Data entries:
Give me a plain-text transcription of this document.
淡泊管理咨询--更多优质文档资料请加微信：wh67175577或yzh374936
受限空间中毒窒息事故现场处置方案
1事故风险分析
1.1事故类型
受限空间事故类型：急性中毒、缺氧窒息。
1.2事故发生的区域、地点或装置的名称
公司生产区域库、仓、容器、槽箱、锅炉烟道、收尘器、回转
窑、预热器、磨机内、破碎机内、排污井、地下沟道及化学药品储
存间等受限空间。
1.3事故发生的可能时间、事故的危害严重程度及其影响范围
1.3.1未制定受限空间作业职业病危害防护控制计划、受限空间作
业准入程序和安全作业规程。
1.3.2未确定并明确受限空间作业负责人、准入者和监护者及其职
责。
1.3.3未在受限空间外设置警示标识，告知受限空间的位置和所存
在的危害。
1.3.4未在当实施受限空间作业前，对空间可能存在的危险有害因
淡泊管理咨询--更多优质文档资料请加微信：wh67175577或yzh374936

### [What you have to do]
Copy out each line exactly.

### [Result for this exercise]
Give me a plain-text transcription of this document.
淡泊管理咨询--更多优质文档资料请加微信：wh67175577或yzh374936
受限空间中毒窒息事故现场处置方案
1事故风险分析
1.1事故类型
受限空间事故类型：急性中毒、缺氧窒息。
1.2事故发生的区域、地点或装置的名称
公司生产区域库、仓、容器、槽箱、锅炉烟道、收尘器、回转
窑、预热器、磨机内、破碎机内、排污井、地下沟道及化学药品储
存间等受限空间。
1.3事故发生的可能时间、事故的危害严重程度及其影响范围
1.3.1未制定受限空间作业职业病危害防护控制计划、受限空间作
业准入程序和安全作业规程。
1.3.2未确定并明确受限空间作业负责人、准入者和监护者及其职
责。
1.3.3未在受限空间外设置警示标识，告知受限空间的位置和所存
在的危害。
1.3.4未在当实施受限空间作业前，对空间可能存在的危险有害因
淡泊管理咨询--更多优质文档资料请加微信：wh67175577或yzh374936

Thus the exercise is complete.